### Data extract
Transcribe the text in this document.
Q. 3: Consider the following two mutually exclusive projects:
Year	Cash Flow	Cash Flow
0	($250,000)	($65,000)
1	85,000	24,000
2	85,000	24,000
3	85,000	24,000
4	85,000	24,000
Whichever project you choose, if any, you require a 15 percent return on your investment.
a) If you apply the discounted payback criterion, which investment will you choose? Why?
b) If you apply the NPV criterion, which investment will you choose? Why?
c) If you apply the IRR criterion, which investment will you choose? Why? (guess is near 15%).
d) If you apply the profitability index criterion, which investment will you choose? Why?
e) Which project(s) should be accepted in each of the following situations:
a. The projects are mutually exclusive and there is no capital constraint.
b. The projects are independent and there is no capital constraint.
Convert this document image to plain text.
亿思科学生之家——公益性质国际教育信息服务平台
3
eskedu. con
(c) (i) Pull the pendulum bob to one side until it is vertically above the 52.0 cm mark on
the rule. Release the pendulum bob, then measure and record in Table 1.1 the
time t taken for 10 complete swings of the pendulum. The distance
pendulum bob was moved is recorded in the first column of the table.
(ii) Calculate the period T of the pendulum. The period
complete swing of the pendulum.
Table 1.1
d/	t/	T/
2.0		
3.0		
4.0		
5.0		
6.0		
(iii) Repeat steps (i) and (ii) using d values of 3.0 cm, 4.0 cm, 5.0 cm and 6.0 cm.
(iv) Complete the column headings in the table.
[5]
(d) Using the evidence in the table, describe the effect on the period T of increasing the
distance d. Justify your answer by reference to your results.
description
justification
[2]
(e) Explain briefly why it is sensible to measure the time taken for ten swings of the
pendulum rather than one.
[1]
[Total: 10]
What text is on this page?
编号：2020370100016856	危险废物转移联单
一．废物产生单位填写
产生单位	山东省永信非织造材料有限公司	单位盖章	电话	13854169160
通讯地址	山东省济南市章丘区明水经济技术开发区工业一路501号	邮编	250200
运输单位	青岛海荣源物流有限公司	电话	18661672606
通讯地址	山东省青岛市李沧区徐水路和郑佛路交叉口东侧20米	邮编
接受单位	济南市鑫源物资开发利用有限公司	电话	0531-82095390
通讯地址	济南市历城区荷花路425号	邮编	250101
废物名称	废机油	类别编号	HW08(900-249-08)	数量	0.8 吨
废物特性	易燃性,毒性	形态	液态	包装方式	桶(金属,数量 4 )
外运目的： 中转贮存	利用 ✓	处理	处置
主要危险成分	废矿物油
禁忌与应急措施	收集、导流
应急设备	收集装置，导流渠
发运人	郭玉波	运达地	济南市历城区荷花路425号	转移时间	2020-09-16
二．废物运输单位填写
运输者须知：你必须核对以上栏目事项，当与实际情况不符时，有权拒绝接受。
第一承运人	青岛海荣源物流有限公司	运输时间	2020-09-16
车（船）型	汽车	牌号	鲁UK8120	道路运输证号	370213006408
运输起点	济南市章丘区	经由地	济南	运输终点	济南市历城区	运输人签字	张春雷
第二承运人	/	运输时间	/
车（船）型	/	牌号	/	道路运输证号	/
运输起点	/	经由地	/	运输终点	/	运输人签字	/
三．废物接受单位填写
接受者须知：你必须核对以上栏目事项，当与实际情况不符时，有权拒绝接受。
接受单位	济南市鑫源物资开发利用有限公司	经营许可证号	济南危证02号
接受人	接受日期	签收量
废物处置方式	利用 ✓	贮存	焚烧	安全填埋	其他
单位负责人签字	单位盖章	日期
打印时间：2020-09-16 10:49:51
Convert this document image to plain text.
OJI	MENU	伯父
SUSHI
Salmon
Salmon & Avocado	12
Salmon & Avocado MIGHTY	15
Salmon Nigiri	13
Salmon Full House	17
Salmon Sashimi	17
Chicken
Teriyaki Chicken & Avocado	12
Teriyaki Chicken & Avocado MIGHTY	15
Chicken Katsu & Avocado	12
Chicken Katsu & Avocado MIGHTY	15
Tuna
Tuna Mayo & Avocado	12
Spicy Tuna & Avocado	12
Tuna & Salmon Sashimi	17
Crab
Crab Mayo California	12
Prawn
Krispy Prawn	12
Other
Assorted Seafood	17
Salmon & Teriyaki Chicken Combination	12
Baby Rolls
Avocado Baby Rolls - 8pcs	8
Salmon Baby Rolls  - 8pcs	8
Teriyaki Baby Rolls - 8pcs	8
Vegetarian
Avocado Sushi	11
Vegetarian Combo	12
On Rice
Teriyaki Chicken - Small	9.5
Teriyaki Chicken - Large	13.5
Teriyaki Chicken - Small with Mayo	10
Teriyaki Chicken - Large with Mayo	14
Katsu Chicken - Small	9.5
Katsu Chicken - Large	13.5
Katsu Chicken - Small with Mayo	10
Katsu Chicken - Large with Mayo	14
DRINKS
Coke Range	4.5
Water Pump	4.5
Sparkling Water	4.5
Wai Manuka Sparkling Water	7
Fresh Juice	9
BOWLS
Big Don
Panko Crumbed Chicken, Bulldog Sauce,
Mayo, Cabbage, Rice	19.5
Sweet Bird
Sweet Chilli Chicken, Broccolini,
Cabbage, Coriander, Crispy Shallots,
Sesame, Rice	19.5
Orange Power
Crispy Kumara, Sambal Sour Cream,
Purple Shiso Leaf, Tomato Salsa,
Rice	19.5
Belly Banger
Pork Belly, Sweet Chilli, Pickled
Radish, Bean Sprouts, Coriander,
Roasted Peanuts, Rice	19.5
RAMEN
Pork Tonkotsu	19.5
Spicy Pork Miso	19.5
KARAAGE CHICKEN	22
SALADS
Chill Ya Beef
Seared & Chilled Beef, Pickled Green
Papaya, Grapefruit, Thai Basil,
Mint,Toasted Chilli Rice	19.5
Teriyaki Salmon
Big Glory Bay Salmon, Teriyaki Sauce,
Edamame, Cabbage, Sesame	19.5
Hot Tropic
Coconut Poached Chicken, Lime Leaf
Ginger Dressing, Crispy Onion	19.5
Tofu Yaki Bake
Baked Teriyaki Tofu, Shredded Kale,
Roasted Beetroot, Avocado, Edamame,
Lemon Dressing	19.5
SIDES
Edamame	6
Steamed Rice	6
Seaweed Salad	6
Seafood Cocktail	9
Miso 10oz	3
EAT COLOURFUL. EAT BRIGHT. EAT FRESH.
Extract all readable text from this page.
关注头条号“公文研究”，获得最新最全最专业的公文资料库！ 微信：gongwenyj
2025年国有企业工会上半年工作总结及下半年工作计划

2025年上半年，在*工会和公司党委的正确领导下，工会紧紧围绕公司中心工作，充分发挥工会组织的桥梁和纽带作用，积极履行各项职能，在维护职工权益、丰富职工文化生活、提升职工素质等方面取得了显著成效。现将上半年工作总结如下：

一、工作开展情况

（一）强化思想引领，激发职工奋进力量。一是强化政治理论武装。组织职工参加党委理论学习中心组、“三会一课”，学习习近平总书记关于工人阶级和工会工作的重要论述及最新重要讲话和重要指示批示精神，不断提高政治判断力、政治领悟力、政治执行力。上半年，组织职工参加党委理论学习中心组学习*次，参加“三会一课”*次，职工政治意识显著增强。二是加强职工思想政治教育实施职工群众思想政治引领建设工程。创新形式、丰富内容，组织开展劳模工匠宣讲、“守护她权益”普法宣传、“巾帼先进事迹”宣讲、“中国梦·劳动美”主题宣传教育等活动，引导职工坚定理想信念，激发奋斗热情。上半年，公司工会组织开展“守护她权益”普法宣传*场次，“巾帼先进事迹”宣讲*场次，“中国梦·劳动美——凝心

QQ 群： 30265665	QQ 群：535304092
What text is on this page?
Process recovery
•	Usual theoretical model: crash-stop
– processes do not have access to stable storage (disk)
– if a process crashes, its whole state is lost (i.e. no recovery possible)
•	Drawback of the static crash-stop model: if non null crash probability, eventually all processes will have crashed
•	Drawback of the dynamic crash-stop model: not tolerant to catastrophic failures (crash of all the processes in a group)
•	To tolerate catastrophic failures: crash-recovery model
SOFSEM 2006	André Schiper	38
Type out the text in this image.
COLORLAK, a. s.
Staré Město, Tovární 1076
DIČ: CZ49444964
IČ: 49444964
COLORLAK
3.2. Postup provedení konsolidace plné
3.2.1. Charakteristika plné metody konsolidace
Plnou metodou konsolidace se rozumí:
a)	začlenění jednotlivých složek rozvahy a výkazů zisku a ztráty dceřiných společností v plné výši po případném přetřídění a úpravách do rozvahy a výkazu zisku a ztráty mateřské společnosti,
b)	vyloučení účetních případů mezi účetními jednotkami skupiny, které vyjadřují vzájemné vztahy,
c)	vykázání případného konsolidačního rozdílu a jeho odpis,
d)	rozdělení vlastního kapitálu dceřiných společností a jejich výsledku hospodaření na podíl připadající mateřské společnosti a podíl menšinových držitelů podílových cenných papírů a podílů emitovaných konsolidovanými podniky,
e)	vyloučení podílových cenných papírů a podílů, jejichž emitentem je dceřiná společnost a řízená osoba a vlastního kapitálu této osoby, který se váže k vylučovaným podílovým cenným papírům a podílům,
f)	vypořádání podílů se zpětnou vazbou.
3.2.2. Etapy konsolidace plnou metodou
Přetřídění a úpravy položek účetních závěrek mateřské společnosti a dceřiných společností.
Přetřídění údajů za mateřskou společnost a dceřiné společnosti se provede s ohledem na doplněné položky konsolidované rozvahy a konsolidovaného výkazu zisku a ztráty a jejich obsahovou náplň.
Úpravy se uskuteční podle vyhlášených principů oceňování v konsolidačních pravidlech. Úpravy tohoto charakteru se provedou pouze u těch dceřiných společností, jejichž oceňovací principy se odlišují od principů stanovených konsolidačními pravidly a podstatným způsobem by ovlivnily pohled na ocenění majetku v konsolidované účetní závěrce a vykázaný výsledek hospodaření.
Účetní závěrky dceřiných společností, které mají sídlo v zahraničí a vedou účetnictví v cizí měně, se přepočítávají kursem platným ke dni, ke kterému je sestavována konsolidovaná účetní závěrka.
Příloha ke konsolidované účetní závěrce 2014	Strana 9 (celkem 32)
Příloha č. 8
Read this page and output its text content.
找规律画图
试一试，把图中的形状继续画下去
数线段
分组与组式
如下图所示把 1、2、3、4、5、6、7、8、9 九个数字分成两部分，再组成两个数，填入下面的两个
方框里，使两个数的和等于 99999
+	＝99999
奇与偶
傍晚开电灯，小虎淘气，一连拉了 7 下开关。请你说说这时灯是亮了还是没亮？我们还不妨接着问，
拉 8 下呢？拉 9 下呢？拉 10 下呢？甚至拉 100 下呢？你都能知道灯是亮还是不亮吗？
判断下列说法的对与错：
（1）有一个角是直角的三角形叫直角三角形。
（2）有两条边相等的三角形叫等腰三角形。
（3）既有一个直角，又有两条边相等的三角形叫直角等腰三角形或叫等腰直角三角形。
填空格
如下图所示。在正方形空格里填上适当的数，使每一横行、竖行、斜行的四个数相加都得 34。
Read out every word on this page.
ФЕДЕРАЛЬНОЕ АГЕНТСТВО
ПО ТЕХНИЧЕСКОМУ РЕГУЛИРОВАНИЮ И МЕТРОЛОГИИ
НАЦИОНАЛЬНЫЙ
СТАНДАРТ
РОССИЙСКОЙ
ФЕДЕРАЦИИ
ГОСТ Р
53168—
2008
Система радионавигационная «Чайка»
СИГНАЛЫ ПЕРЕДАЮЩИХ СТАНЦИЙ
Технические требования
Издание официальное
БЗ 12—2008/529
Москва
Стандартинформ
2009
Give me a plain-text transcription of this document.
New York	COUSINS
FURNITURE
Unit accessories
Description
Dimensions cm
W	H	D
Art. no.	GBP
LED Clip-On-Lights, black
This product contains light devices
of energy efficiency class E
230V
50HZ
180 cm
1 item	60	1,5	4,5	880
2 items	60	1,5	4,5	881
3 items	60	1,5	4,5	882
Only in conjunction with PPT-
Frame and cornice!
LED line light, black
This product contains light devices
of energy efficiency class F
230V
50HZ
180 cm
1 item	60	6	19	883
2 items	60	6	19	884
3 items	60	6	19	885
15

### Brief
Reply with nothing but the number of lines that contain the word "processes".

### Written answer
3